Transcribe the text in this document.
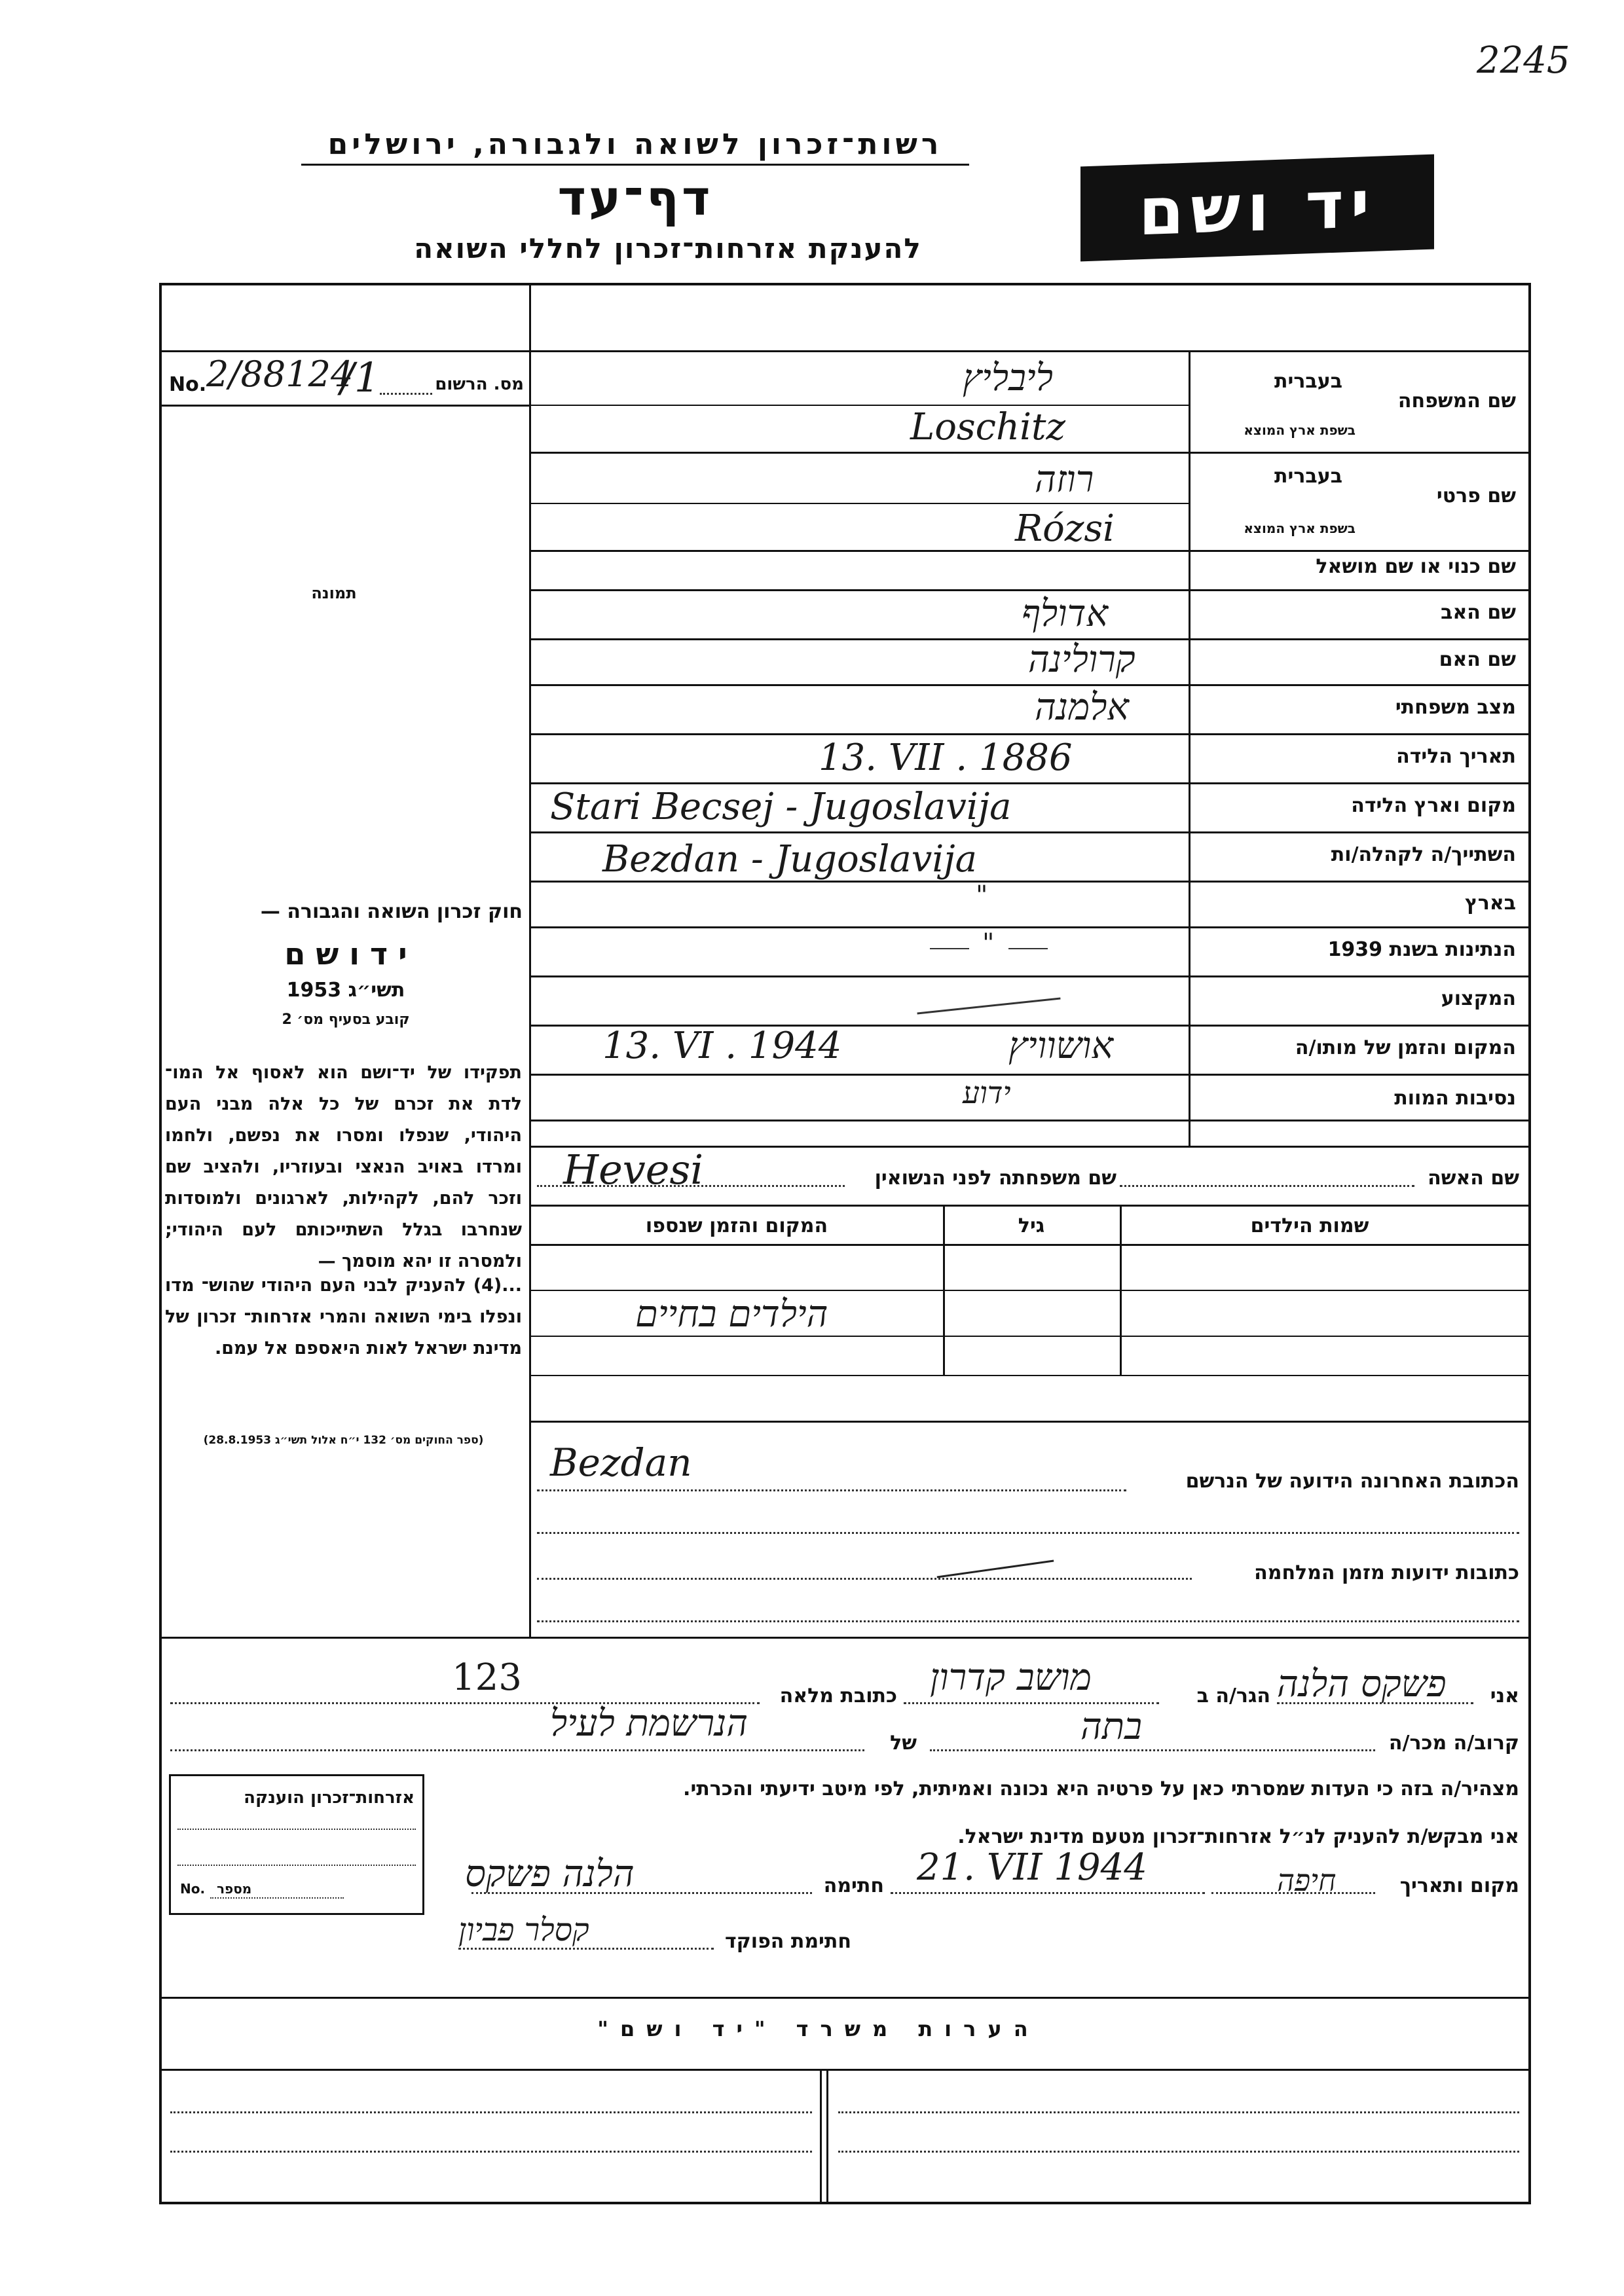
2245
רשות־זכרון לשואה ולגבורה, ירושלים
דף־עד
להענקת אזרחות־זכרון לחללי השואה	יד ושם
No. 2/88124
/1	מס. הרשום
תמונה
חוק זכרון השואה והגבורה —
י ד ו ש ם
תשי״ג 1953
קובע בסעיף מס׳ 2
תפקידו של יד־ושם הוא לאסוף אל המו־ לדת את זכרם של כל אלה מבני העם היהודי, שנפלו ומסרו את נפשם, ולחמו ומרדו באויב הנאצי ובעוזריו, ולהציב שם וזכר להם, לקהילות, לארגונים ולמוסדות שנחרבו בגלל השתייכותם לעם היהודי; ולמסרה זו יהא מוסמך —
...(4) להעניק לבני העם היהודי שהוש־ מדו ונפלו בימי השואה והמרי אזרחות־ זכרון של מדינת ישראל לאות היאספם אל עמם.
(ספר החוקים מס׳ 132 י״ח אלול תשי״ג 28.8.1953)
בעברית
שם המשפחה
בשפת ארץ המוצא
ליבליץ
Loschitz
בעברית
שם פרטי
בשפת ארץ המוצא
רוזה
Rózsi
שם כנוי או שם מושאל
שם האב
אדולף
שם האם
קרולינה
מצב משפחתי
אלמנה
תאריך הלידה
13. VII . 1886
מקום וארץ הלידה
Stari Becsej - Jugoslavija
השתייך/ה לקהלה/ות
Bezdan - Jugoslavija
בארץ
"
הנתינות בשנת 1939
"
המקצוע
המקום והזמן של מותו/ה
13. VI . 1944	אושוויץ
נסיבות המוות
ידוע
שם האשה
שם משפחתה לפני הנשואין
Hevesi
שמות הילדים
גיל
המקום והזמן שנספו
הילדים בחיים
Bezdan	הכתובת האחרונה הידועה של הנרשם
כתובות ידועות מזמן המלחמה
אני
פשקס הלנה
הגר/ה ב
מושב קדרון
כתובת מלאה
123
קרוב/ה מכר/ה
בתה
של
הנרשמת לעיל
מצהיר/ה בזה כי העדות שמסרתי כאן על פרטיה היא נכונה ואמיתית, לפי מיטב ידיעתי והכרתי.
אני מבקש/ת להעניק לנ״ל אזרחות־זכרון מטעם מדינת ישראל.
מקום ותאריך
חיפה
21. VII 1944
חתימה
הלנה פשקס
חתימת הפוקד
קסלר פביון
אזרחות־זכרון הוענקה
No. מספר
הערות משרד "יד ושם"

○ ○ ○ ○

● Problem statement: The records above need to be restated word for word, with the pictures left out.

● Result of the task:
Transcribe the text in this document.
2245
רשות־זכרון לשואה ולגבורה, ירושלים
דף־עד
להענקת אזרחות־זכרון לחללי השואה	יד ושם
No. 2/88124
/1	מס. הרשום
תמונה
חוק זכרון השואה והגבורה —
י ד ו ש ם
תשי״ג 1953
קובע בסעיף מס׳ 2
תפקידו של יד־ושם הוא לאסוף אל המו־ לדת את זכרם של כל אלה מבני העם היהודי, שנפלו ומסרו את נפשם, ולחמו ומרדו באויב הנאצי ובעוזריו, ולהציב שם וזכר להם, לקהילות, לארגונים ולמוסדות שנחרבו בגלל השתייכותם לעם היהודי; ולמסרה זו יהא מוסמך —
...(4) להעניק לבני העם היהודי שהוש־ מדו ונפלו בימי השואה והמרי אזרחות־ זכרון של מדינת ישראל לאות היאספם אל עמם.
(ספר החוקים מס׳ 132 י״ח אלול תשי״ג 28.8.1953)
בעברית
שם המשפחה
בשפת ארץ המוצא
ליבליץ
Loschitz
בעברית
שם פרטי
בשפת ארץ המוצא
רוזה
Rózsi
שם כנוי או שם מושאל
שם האב
אדולף
שם האם
קרולינה
מצב משפחתי
אלמנה
תאריך הלידה
13. VII . 1886
מקום וארץ הלידה
Stari Becsej - Jugoslavija
השתייך/ה לקהלה/ות
Bezdan - Jugoslavija
בארץ
"
הנתינות בשנת 1939
"
המקצוע
המקום והזמן של מותו/ה
13. VI . 1944	אושוויץ
נסיבות המוות
ידוע
שם האשה
שם משפחתה לפני הנשואין
Hevesi
שמות הילדים
גיל
המקום והזמן שנספו
הילדים בחיים
Bezdan	הכתובת האחרונה הידועה של הנרשם
כתובות ידועות מזמן המלחמה
אני
פשקס הלנה
הגר/ה ב
מושב קדרון
כתובת מלאה
123
קרוב/ה מכר/ה
בתה
של
הנרשמת לעיל
מצהיר/ה בזה כי העדות שמסרתי כאן על פרטיה היא נכונה ואמיתית, לפי מיטב ידיעתי והכרתי.
אני מבקש/ת להעניק לנ״ל אזרחות־זכרון מטעם מדינת ישראל.
מקום ותאריך
חיפה
21. VII 1944
חתימה
הלנה פשקס
חתימת הפוקד
קסלר פביון
אזרחות־זכרון הוענקה
No. מספר
הערות משרד "יד ושם"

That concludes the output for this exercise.